Bundesgerichtshof Beschluss, 22. Juni 2017 - V ZB 1/17
Gericht
Richter
BUNDESGERICHTSHOF
Der V. Zivilsenat des Bundesgerichtshofs hat am 22. Juni 2017 durch die Vorsitzende Richterin Dr. Stresemann, die Richterin Weinland und die Richter Dr. Kazele, Dr. Göbel und Dr. Hamdorf
beschlossen:
Gründe:
I.
- 1
- Der Betroffene, ein russischer Staatsangehöriger, reiste nach eigenen Angaben am 2. Mai 2016 unerlaubt in das Bundesgebiet ein. Seinen Asylantrag lehnte das Bundesamt für Migration und Flüchtlinge mit Bescheid vom 6. Juli 2016 als unzulässig ab. Zugleich verfügte es die Rücküberstellung nach Polen. Auf Antrag der beteiligten Behörde hat das Amtsgericht Haft zur Sicherung der Rücküberstellung des Betroffenen nach Polen bis zum 11. November 2016 angeordnet. Mit seiner Beschwerde hat der Betroffene die Feststellung der Rechtswidrigkeit des Haftbeschlusses und dessen Aufhebung beantragt. Nach einem Hinweis des Landgerichts auf Mängel des Haftantrages hat die beteiligte Behörde diesen mit Schreiben vom 24. Oktober 2016 ergänzt. Am 27. Oktober 2016 ist der Betroffene nach Polen rücküberstellt worden. Das Landgericht hat festgestellt, dass die Haftanordnung den Betroffenen bis zum 24. Oktober 2016 in seinen Rechten verletzt hat. Im Übrigen hat es die Beschwerde zurückgewiesen. Mit der Rechtsbeschwerde will der Betroffene die Feststellung erreichen, durch die Haftanordnung auch bis zum 27. Oktober 2016 in seinen Rechten verletzt zu sein.

▶ **AUFGABE 1**:
Beantworte anhand des Beschlusses des Bundesgerichtshofs folgende Fragen:
(a) An welchem Tag hat der V. Zivilsenat beschlossen?
(b) In welches Land verfügte das Bundesamt für Migration und Flüchtlinge die Rücküberstellung?
(c) Bis zu welchem Tag hat die Haftanordnung den Betroffenen laut Landgericht in seinen Rechten verletzt?
▶ **AUFGABE 2**: Führe den Beschluss des Bundesgerichtshofs zur Haft des russischen Staatsangehörigen im Anschluss an den letzten Satz fort.

▶ **BEREITGESTELLTES MATERIAL**:
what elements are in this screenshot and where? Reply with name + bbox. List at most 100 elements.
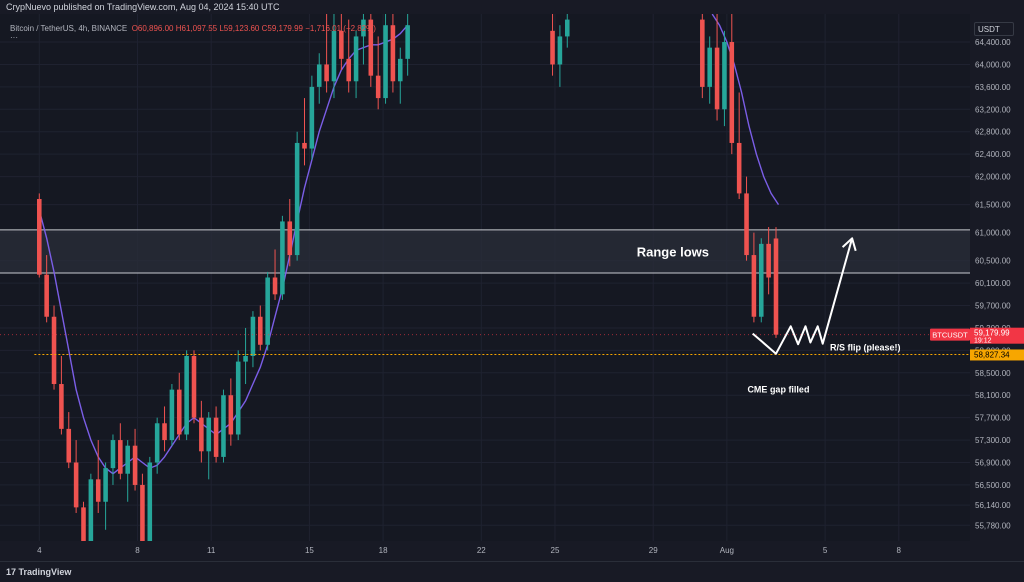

▶ **LÖSUNG 1**:
(a) Am 22. Juni 2017.
(b) Nach Polen.
(c) Bis zum 24. Oktober 2016.

▶ **LÖSUNG 2**:
II.
- 2
- Nach Ansicht des Beschwerdegerichts war der Haftantrag ursprünglich unzureichend begründet und deshalb unzulässig, weil sich ihm nicht habe entnehmen lassen, welche konkreten Maßnahmen für die Durchführung der Rücküberstellung noch erforderlich seien und welcher Zeitraum für die Durchführung der einzelnen Schritte benötigt werde. Dies führe aber nur zur Rechtswidrigkeit der Haftanordnung bis zum 24. Oktober 2016. Die beteiligte Behörde habe nämlich den Mangel des Haftantrages aufgrund der ergänzenden Ausführungen in dem Schreiben vom 24. Oktober 2016 mit Wirkung für die Zukunft geheilt. Die sonstigen Voraussetzungen für die Anordnung der Haft hätten vorgelegen.
III.
- 3
- Die gemäß § 70 Abs. 3 Satz 1 Nr. 2 FamFG mit dem Feststellungsantrag nach § 62 FamFG statthafte und auch im Übrigen (§ 71 FamFG) zulässige Rechtsbeschwerde ist begründet. Die Haftanordnung des Amtsgerichts hat den Betroffenen für den gesamten Haftzeitraum bis zum 27. Oktober 2016 in seinen Rechten verletzt.
- 4
- 1. Ohne Rechtsfehler geht das Beschwerdegericht davon aus, dass der Haftantrag der Behörde unzulässig war, weil er hinsichtlich der Durchführbarkeit der Abschiebung sowie der notwendigen Haftdauer nicht den Begründungsanforderungen gemäß § 417 Abs. 2 Nr. 4 und 5 FamFG genügte. Dies führt nach der ständigen Rechtsprechung des Senats zur Rechtswidrigkeit der Haft (vgl. nur Beschluss vom 16. Juli 2014 - V ZB 80/13, InfAuslR 2014, 384 Rn. 18 ff.).
- 5
- 2. Unzutreffend ist jedoch die Auffassung des Beschwerdegerichts, der Mangel des Haftantrages sei im Beschwerdeverfahren mit dem Eingang des ergänzenden Schriftsatzes der beteiligten Behörde am 24. Oktober 2016 geheilt worden.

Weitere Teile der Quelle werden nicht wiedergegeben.